══ RECORDS SHOWN ══

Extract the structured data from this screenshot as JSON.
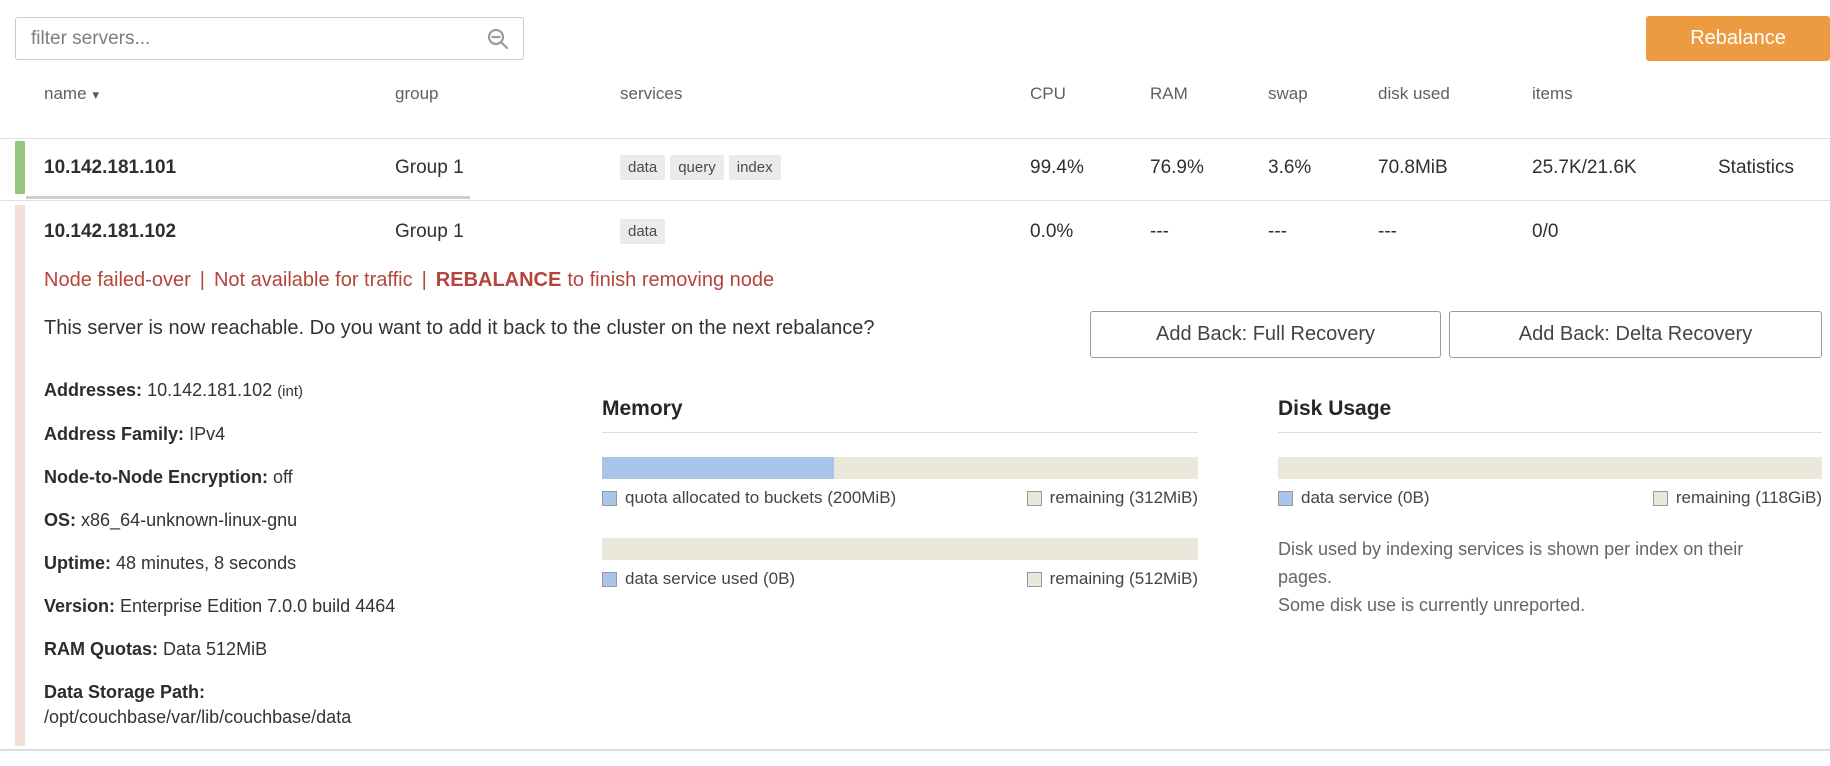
{
  "colors": {
    "accent-orange": "#ec9b40",
    "healthy-green": "#94c87e",
    "failed-pink": "#f4ded9",
    "warning-red": "#b5443d",
    "link-blue": "#4287d6",
    "bar-blue": "#a9c5ea",
    "bar-beige": "#e9e8da"
  },
  "toolbar": {
    "filter_placeholder": "filter servers...",
    "rebalance_label": "Rebalance"
  },
  "table": {
    "headers": {
      "name": "name",
      "group": "group",
      "services": "services",
      "cpu": "CPU",
      "ram": "RAM",
      "swap": "swap",
      "disk_used": "disk used",
      "items": "items"
    },
    "sort_icon": "▾",
    "rows": [
      {
        "name": "10.142.181.101",
        "group": "Group 1",
        "services": [
          "data",
          "query",
          "index"
        ],
        "cpu": "99.4%",
        "ram": "76.9%",
        "swap": "3.6%",
        "disk_used": "70.8MiB",
        "items": "25.7K/21.6K",
        "action": "Statistics"
      },
      {
        "name": "10.142.181.102",
        "group": "Group 1",
        "services": [
          "data"
        ],
        "cpu": "0.0%",
        "ram": "---",
        "swap": "---",
        "disk_used": "---",
        "items": "0/0"
      }
    ]
  },
  "expanded": {
    "warning": {
      "segment1": "Node failed-over",
      "separator": "|",
      "segment2": "Not available for traffic",
      "action_bold": "REBALANCE",
      "action_rest": "to finish removing node"
    },
    "reachable_text": "This server is now reachable. Do you want to add it back to the cluster on the next rebalance?",
    "buttons": {
      "full": "Add Back: Full Recovery",
      "delta": "Add Back: Delta Recovery"
    },
    "details": [
      {
        "label": "Addresses:",
        "value": "10.142.181.102",
        "suffix": "(int)"
      },
      {
        "label": "Address Family:",
        "value": "IPv4"
      },
      {
        "label": "Node-to-Node Encryption:",
        "value": "off"
      },
      {
        "label": "OS:",
        "value": "x86_64-unknown-linux-gnu"
      },
      {
        "label": "Uptime:",
        "value": "48 minutes, 8 seconds"
      },
      {
        "label": "Version:",
        "value": "Enterprise Edition 7.0.0 build 4464"
      },
      {
        "label": "RAM Quotas:",
        "value": "Data 512MiB"
      },
      {
        "label": "Data Storage Path:",
        "value": "/opt/couchbase/var/lib/couchbase/data"
      }
    ],
    "memory": {
      "title": "Memory",
      "bars": [
        {
          "fill_pct": 39,
          "legend": [
            {
              "label": "quota allocated to buckets (200MiB)"
            },
            {
              "label": "remaining (312MiB)"
            }
          ]
        },
        {
          "fill_pct": 0,
          "legend": [
            {
              "label": "data service used (0B)"
            },
            {
              "label": "remaining (512MiB)"
            }
          ]
        }
      ]
    },
    "disk": {
      "title": "Disk Usage",
      "bars": [
        {
          "fill_pct": 0,
          "legend": [
            {
              "label": "data service (0B)"
            },
            {
              "label": "remaining (118GiB)"
            }
          ]
        }
      ],
      "notes": [
        "Disk used by indexing services is shown per index on their pages.",
        "Some disk use is currently unreported."
      ]
    }
  }
}
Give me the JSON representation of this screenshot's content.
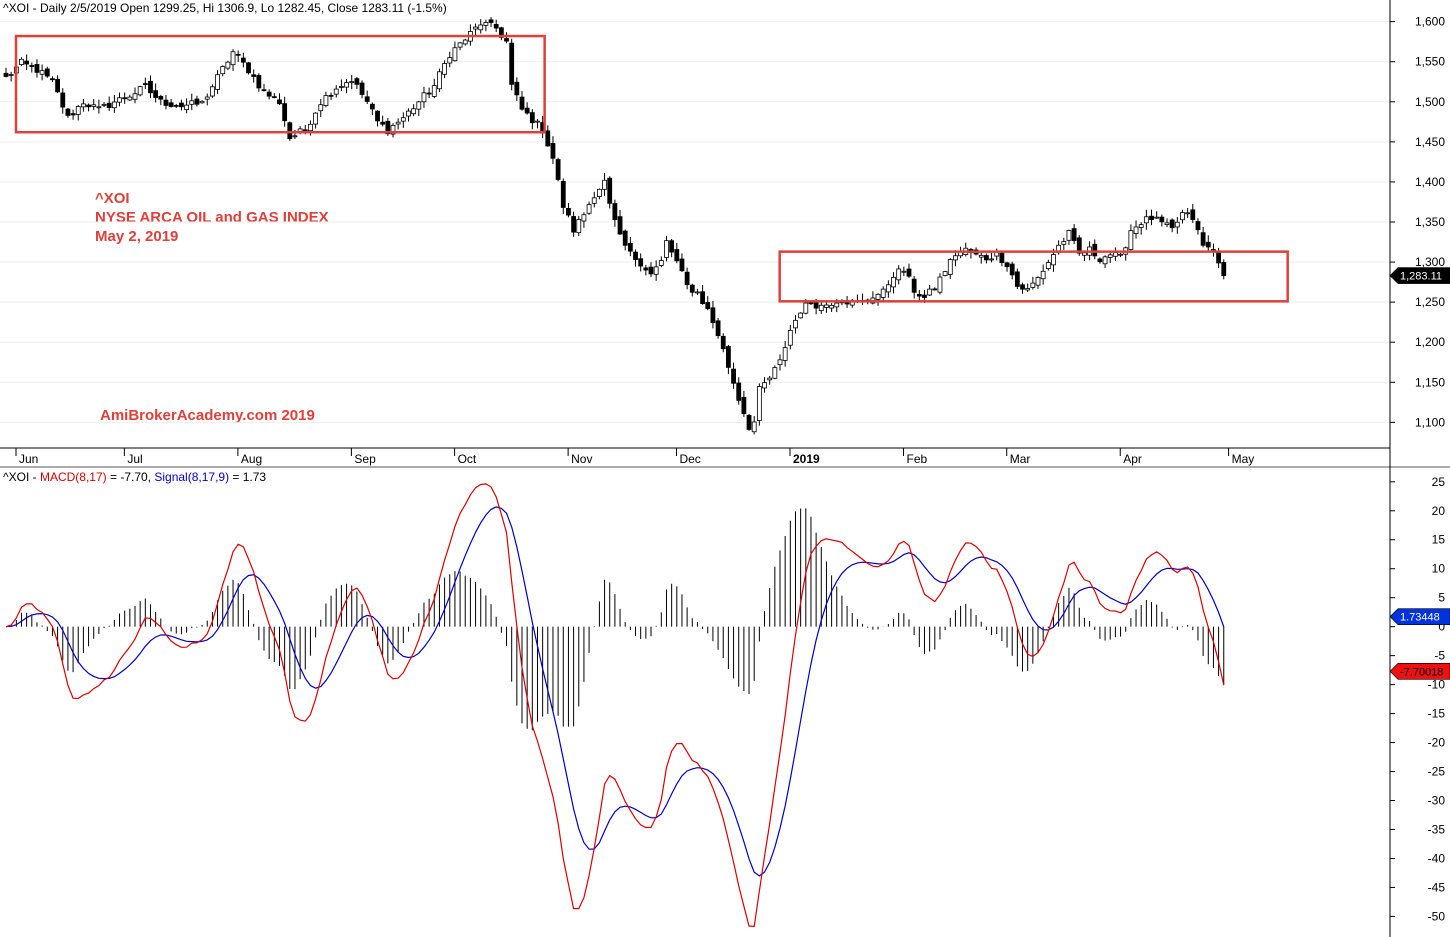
{
  "chart_data": [
    {
      "type": "candlestick",
      "header": {
        "symbol": "^XOI",
        "text": " - Daily 2/5/2019 Open 1299.25, Hi 1306.9, Lo 1282.45, Close 1283.11 (-1.5%)"
      },
      "y_ticks": [
        1100,
        1150,
        1200,
        1250,
        1300,
        1350,
        1400,
        1450,
        1500,
        1550,
        1600
      ],
      "y_tick_labels": [
        "1,100",
        "1,150",
        "1,200",
        "1,250",
        "1,300",
        "1,350",
        "1,400",
        "1,450",
        "1,500",
        "1,550",
        "1,600"
      ],
      "ylim": [
        1068,
        1612
      ],
      "last_value_label": "1,283.11",
      "last_value": 1283.11,
      "month_labels": [
        "Jun",
        "Jul",
        "Aug",
        "Sep",
        "Oct",
        "Nov",
        "Dec",
        "2019",
        "Feb",
        "Mar",
        "Apr",
        "May"
      ],
      "month_start_bar": [
        0,
        21,
        43,
        65,
        85,
        107,
        128,
        150,
        172,
        192,
        214,
        235
      ],
      "annotation_lines": [
        "^XOI",
        "NYSE ARCA OIL and GAS INDEX",
        "May 2, 2019"
      ],
      "watermark": "AmiBrokerAcademy.com  2019",
      "close_anchors": [
        [
          0,
          1530
        ],
        [
          3,
          1548
        ],
        [
          6,
          1540
        ],
        [
          9,
          1525
        ],
        [
          12,
          1480
        ],
        [
          15,
          1500
        ],
        [
          18,
          1490
        ],
        [
          21,
          1500
        ],
        [
          24,
          1508
        ],
        [
          27,
          1518
        ],
        [
          30,
          1500
        ],
        [
          34,
          1495
        ],
        [
          38,
          1498
        ],
        [
          41,
          1530
        ],
        [
          44,
          1562
        ],
        [
          47,
          1540
        ],
        [
          50,
          1512
        ],
        [
          53,
          1500
        ],
        [
          55,
          1455
        ],
        [
          58,
          1465
        ],
        [
          61,
          1500
        ],
        [
          64,
          1518
        ],
        [
          67,
          1528
        ],
        [
          70,
          1500
        ],
        [
          72,
          1475
        ],
        [
          74,
          1465
        ],
        [
          77,
          1480
        ],
        [
          80,
          1500
        ],
        [
          83,
          1520
        ],
        [
          86,
          1560
        ],
        [
          89,
          1578
        ],
        [
          92,
          1598
        ],
        [
          95,
          1592
        ],
        [
          97,
          1575
        ],
        [
          98,
          1520
        ],
        [
          100,
          1490
        ],
        [
          102,
          1478
        ],
        [
          104,
          1465
        ],
        [
          106,
          1430
        ],
        [
          108,
          1370
        ],
        [
          110,
          1340
        ],
        [
          112,
          1360
        ],
        [
          114,
          1385
        ],
        [
          116,
          1400
        ],
        [
          117,
          1370
        ],
        [
          119,
          1330
        ],
        [
          121,
          1310
        ],
        [
          123,
          1300
        ],
        [
          125,
          1285
        ],
        [
          127,
          1300
        ],
        [
          128,
          1325
        ],
        [
          130,
          1300
        ],
        [
          132,
          1270
        ],
        [
          134,
          1262
        ],
        [
          136,
          1240
        ],
        [
          138,
          1210
        ],
        [
          140,
          1170
        ],
        [
          142,
          1130
        ],
        [
          144,
          1095
        ],
        [
          145,
          1100
        ],
        [
          146,
          1140
        ],
        [
          148,
          1155
        ],
        [
          150,
          1175
        ],
        [
          152,
          1215
        ],
        [
          154,
          1240
        ],
        [
          156,
          1250
        ],
        [
          158,
          1245
        ],
        [
          160,
          1250
        ],
        [
          162,
          1255
        ],
        [
          164,
          1248
        ],
        [
          166,
          1250
        ],
        [
          168,
          1258
        ],
        [
          170,
          1262
        ],
        [
          172,
          1285
        ],
        [
          174,
          1290
        ],
        [
          176,
          1265
        ],
        [
          178,
          1255
        ],
        [
          180,
          1268
        ],
        [
          182,
          1290
        ],
        [
          184,
          1310
        ],
        [
          186,
          1315
        ],
        [
          188,
          1308
        ],
        [
          190,
          1305
        ],
        [
          192,
          1310
        ],
        [
          194,
          1298
        ],
        [
          196,
          1270
        ],
        [
          198,
          1265
        ],
        [
          200,
          1280
        ],
        [
          202,
          1300
        ],
        [
          204,
          1320
        ],
        [
          206,
          1335
        ],
        [
          208,
          1310
        ],
        [
          210,
          1315
        ],
        [
          212,
          1305
        ],
        [
          214,
          1310
        ],
        [
          216,
          1305
        ],
        [
          218,
          1340
        ],
        [
          220,
          1350
        ],
        [
          222,
          1355
        ],
        [
          224,
          1348
        ],
        [
          226,
          1340
        ],
        [
          228,
          1360
        ],
        [
          230,
          1355
        ],
        [
          232,
          1320
        ],
        [
          234,
          1315
        ],
        [
          235,
          1303
        ],
        [
          236,
          1283
        ]
      ],
      "range_boxes": [
        {
          "start_bar": 0,
          "end_bar": 104,
          "top": 1582,
          "bottom": 1462
        },
        {
          "start_bar": 148,
          "end_bar": 248,
          "top": 1313,
          "bottom": 1251
        }
      ]
    },
    {
      "type": "macd",
      "header": {
        "prefix": "^XOI - ",
        "macd_label": "MACD(8,17)",
        "macd_value": " = -7.70, ",
        "signal_label": "Signal(8,17,9)",
        "signal_value": " = 1.73"
      },
      "y_ticks": [
        -50,
        -45,
        -40,
        -35,
        -30,
        -25,
        -20,
        -15,
        -10,
        -5,
        0,
        5,
        10,
        15,
        20,
        25
      ],
      "ylim": [
        -52,
        26
      ],
      "signal_badge": "1.73448",
      "macd_badge": "-7.70018",
      "colors": {
        "macd": "#dd0000",
        "signal": "#0000cc",
        "histogram": "#000000",
        "box": "#e0403a",
        "signal_badge": "#0033dd",
        "macd_badge": "#ee1111"
      }
    }
  ]
}
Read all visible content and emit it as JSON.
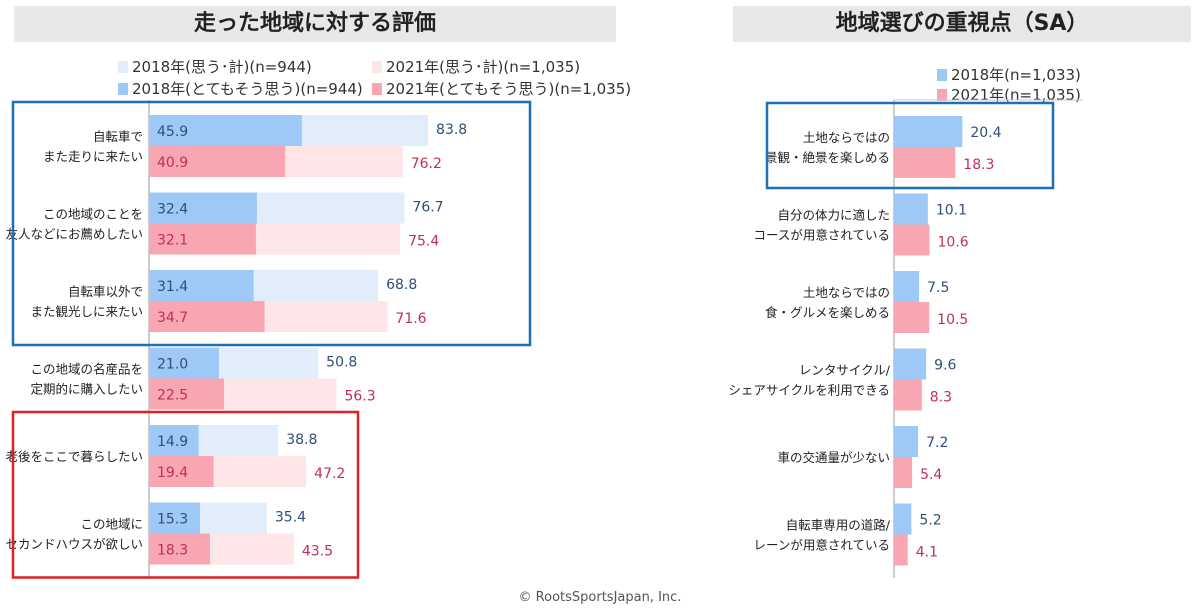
{
  "chart_data": [
    {
      "type": "bar",
      "orientation": "horizontal",
      "title": "走った地域に対する評価",
      "categories": [
        [
          "自転車で",
          "また走りに来たい"
        ],
        [
          "この地域のことを",
          "友人などにお薦めしたい"
        ],
        [
          "自転車以外で",
          "また観光しに来たい"
        ],
        [
          "この地域の名産品を",
          "定期的に購入したい"
        ],
        [
          "老後をここで暮らしたい"
        ],
        [
          "この地域に",
          "セカンドハウスが欲しい"
        ]
      ],
      "series": [
        {
          "name": "2018年(思う･計)(n=944)",
          "color": "#e1edfb",
          "values": [
            83.8,
            76.7,
            68.8,
            50.8,
            38.8,
            35.4
          ]
        },
        {
          "name": "2021年(思う･計)(n=1,035)",
          "color": "#fde5e8",
          "values": [
            76.2,
            75.4,
            71.6,
            56.3,
            47.2,
            43.5
          ]
        },
        {
          "name": "2018年(とてもそう思う)(n=944)",
          "color": "#9ec9f6",
          "values": [
            45.9,
            32.4,
            31.4,
            21.0,
            14.9,
            15.3
          ]
        },
        {
          "name": "2021年(とてもそう思う)(n=1,035)",
          "color": "#f8a6b2",
          "values": [
            40.9,
            32.1,
            34.7,
            22.5,
            19.4,
            18.3
          ]
        }
      ],
      "value_labels_2018": [
        "45.9",
        "32.4",
        "31.4",
        "21.0",
        "14.9",
        "15.3"
      ],
      "value_labels_2021": [
        "40.9",
        "32.1",
        "34.7",
        "22.5",
        "19.4",
        "18.3"
      ],
      "total_labels_2018": [
        "83.8",
        "76.7",
        "68.8",
        "50.8",
        "38.8",
        "35.4"
      ],
      "total_labels_2021": [
        "76.2",
        "75.4",
        "71.6",
        "56.3",
        "47.2",
        "43.5"
      ],
      "xlim": [
        0,
        100
      ],
      "highlight_boxes": [
        {
          "color": "#1f6fb5",
          "categories": [
            0,
            1,
            2
          ]
        },
        {
          "color": "#e02020",
          "categories": [
            4,
            5
          ]
        }
      ],
      "legend_placement": "top"
    },
    {
      "type": "bar",
      "orientation": "horizontal",
      "title": "地域選びの重視点（SA）",
      "categories": [
        [
          "土地ならではの",
          "景観・絶景を楽しめる"
        ],
        [
          "自分の体力に適した",
          "コースが用意されている"
        ],
        [
          "土地ならではの",
          "食・グルメを楽しめる"
        ],
        [
          "レンタサイクル/",
          "シェアサイクルを利用できる"
        ],
        [
          "車の交通量が少ない"
        ],
        [
          "自転車専用の道路/",
          "レーンが用意されている"
        ]
      ],
      "series": [
        {
          "name": "2018年(n=1,033)",
          "color": "#9ec9f6",
          "values": [
            20.4,
            10.1,
            7.5,
            9.6,
            7.2,
            5.2
          ]
        },
        {
          "name": "2021年(n=1,035)",
          "color": "#f8a6b2",
          "values": [
            18.3,
            10.6,
            10.5,
            8.3,
            5.4,
            4.1
          ]
        }
      ],
      "value_labels_2018": [
        "20.4",
        "10.1",
        "7.5",
        "9.6",
        "7.2",
        "5.2"
      ],
      "value_labels_2021": [
        "18.3",
        "10.6",
        "10.5",
        "8.3",
        "5.4",
        "4.1"
      ],
      "highlight_boxes": [
        {
          "color": "#1f6fb5",
          "categories": [
            0
          ]
        }
      ],
      "legend_placement": "top"
    }
  ],
  "footer": "© RootsSportsJapan, Inc.",
  "colors": {
    "label_2018": "#2f4f7a",
    "label_2021": "#c0305a",
    "box_blue": "#1f6fb5",
    "box_red": "#e02020"
  }
}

═══

**TASK GOAL**
Check each line of these records for the string "type" and state only how many lines have it.

**THE RESULT**
4